* WHAT THE TASK REQUIRES: Extract from the listing each line in which the word "ГОСТ" appears.

-- START OF PROVIDED MATERIAL --

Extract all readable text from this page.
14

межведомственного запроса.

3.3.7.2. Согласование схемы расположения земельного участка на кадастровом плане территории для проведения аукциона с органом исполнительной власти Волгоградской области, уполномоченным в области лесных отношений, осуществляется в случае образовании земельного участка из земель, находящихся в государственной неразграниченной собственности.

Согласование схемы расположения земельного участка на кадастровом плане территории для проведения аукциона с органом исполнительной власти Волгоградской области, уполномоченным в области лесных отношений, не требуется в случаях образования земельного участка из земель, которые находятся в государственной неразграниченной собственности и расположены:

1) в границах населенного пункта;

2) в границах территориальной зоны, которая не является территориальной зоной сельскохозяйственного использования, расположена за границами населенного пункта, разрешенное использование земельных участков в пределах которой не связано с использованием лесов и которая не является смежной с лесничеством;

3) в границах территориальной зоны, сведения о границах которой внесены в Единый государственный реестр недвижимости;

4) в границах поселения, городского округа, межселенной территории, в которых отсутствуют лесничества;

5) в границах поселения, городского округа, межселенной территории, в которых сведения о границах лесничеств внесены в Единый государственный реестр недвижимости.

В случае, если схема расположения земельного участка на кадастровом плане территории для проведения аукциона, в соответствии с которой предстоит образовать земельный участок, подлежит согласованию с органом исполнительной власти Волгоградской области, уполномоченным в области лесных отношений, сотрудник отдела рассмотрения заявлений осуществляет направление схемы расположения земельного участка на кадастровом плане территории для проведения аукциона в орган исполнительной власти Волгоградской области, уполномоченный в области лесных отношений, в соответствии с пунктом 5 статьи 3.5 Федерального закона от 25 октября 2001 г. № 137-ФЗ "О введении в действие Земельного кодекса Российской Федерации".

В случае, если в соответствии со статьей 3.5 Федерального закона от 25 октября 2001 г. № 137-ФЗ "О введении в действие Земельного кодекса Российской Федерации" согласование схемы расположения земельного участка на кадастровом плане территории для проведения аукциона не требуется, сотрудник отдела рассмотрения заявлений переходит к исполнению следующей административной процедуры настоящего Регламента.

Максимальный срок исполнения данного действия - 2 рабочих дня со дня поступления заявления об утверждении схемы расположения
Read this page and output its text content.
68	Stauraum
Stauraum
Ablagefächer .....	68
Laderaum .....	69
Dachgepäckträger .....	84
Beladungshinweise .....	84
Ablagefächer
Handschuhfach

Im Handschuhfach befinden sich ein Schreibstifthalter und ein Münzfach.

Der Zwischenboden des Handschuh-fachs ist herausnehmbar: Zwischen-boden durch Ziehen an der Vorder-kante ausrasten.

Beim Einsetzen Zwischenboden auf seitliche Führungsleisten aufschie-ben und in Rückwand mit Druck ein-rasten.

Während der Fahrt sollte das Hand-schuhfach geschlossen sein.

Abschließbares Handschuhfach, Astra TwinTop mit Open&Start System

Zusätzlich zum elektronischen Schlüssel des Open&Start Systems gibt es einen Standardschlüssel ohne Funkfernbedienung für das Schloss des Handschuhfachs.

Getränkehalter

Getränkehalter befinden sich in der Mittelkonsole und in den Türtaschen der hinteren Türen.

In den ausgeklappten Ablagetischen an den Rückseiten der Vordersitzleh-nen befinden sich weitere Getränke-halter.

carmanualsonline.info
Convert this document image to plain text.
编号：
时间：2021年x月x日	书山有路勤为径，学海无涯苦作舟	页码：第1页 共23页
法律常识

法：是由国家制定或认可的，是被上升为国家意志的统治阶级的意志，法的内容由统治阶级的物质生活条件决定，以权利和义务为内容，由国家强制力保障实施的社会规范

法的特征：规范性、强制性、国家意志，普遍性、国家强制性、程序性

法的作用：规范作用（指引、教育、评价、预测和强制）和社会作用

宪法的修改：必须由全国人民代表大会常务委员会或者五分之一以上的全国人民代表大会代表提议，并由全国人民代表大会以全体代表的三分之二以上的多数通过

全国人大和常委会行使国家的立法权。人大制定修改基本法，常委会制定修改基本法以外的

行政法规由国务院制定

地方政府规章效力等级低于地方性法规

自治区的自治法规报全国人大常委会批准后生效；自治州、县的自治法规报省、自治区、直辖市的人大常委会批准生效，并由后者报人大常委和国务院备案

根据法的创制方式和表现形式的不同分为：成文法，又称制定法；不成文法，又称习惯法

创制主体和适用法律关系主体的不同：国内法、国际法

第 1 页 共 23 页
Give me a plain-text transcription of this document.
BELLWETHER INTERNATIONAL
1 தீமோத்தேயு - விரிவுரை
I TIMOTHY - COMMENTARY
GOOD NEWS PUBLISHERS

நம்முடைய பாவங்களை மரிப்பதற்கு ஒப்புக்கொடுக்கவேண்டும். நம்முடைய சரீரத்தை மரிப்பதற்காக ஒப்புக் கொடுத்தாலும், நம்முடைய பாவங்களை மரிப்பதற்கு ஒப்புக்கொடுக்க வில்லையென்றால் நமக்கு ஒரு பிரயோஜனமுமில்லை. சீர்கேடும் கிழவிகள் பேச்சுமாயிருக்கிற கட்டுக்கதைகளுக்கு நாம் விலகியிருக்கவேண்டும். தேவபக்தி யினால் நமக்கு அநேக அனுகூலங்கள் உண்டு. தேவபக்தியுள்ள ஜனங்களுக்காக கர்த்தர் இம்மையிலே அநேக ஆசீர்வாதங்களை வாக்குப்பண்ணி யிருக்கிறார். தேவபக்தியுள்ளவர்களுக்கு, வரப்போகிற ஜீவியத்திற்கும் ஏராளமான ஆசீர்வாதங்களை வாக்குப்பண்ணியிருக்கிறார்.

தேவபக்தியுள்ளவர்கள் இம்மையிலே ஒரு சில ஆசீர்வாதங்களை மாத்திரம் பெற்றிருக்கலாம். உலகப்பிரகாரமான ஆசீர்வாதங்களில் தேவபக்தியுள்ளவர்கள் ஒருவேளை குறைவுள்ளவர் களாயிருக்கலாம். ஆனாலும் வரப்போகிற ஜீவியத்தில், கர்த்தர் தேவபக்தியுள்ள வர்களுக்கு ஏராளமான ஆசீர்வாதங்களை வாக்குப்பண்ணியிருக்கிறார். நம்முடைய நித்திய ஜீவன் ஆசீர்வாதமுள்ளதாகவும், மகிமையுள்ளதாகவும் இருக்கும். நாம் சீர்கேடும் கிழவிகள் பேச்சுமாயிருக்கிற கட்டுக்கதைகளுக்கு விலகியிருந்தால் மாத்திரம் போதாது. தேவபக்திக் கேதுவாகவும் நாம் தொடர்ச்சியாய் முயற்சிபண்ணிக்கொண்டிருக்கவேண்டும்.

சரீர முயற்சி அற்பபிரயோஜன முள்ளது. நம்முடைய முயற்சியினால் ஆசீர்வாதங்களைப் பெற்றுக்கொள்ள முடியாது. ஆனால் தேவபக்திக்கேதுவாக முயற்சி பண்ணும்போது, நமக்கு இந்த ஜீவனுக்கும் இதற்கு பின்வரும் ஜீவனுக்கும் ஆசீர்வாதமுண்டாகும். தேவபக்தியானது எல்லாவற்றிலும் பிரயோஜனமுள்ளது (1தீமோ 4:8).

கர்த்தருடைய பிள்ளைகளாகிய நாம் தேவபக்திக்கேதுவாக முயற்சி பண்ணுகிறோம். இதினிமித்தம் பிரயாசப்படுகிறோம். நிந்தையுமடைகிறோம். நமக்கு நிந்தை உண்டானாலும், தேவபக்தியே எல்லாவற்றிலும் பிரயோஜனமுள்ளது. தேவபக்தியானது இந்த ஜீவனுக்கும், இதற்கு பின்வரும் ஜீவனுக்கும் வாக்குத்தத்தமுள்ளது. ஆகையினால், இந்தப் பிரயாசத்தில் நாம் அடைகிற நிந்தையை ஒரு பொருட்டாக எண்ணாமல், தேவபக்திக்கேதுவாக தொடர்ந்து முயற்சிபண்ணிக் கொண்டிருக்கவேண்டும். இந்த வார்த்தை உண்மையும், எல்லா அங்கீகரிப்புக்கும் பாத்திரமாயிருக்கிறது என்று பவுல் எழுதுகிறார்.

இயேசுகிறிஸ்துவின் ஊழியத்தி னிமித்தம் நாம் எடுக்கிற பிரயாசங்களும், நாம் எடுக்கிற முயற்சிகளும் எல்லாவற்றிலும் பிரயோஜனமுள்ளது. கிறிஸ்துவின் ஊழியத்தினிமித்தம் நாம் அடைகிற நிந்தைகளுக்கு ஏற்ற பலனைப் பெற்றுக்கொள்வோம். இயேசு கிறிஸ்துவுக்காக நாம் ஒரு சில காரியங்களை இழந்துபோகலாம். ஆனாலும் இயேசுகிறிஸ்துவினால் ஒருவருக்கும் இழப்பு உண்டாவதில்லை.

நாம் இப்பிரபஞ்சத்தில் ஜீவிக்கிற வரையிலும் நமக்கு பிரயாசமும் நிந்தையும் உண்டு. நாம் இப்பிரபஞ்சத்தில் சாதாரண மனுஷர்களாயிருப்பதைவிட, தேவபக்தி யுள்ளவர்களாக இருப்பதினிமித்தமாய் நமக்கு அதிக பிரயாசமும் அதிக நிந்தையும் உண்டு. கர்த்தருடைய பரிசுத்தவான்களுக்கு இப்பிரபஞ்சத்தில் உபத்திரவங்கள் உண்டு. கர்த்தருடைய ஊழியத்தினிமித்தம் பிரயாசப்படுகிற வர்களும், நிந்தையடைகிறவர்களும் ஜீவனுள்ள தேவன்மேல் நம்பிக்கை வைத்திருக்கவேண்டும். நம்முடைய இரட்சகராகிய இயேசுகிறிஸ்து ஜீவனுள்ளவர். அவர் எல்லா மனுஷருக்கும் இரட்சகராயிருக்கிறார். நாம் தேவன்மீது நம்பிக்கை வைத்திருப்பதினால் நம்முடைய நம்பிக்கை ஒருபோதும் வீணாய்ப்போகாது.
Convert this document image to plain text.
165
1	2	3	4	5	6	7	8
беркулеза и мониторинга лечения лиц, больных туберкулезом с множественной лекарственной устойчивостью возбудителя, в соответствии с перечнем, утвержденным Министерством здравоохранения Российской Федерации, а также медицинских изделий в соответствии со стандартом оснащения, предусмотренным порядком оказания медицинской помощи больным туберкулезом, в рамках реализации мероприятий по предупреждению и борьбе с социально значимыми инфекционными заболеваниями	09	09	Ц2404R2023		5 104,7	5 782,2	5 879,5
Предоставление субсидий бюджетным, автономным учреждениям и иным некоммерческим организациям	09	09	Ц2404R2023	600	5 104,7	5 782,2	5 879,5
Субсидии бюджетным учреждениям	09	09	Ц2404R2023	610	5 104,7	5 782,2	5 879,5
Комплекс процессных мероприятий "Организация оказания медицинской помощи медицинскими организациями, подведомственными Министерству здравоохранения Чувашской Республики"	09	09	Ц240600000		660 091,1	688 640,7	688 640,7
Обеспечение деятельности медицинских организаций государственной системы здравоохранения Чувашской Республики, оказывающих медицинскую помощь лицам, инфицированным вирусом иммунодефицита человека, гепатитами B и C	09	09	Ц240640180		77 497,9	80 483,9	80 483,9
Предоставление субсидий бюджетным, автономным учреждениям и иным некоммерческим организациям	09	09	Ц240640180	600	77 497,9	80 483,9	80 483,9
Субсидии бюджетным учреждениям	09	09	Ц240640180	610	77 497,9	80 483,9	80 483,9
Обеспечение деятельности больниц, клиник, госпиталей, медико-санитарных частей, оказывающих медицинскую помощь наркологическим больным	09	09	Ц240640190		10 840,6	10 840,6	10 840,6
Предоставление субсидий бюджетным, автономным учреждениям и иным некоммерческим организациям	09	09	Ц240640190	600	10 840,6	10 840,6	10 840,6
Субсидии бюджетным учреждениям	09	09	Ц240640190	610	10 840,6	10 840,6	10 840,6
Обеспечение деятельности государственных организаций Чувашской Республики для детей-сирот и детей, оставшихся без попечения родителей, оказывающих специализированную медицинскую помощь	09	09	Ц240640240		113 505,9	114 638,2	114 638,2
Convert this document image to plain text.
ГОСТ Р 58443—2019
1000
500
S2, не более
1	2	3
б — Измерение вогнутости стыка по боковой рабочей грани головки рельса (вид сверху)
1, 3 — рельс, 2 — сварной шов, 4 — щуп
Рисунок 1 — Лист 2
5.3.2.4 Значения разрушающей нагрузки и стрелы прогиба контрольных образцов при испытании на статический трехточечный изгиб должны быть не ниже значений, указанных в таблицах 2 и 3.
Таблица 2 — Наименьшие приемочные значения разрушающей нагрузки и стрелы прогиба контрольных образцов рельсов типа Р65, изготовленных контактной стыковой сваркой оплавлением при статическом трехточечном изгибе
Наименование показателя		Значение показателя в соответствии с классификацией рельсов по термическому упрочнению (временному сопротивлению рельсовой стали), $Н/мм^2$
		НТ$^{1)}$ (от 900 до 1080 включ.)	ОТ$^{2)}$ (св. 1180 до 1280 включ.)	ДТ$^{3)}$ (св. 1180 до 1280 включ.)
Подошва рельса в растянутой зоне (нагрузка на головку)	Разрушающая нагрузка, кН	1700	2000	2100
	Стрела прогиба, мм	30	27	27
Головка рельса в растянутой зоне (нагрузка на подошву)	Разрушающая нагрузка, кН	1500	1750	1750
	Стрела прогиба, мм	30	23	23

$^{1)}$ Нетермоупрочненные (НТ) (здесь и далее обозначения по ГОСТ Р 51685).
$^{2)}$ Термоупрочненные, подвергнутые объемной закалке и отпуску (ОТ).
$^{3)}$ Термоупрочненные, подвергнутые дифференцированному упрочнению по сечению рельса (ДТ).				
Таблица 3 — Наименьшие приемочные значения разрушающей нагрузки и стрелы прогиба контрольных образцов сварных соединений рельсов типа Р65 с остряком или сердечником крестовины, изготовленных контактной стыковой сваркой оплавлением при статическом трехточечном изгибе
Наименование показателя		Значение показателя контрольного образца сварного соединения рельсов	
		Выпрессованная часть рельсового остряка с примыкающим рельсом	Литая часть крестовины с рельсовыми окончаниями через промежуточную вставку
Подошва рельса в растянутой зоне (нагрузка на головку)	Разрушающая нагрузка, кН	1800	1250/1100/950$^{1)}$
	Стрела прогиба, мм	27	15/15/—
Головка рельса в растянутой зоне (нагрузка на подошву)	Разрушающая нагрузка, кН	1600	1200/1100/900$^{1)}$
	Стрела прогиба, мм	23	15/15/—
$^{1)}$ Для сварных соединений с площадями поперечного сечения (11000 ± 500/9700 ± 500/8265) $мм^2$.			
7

-- END OF PROVIDED MATERIAL --

* ANSWER TO THIS EXERCISE:
ГОСТ Р 58443—2019
$^{1)}$ Нетермоупрочненные (НТ) (здесь и далее обозначения по ГОСТ Р 51685).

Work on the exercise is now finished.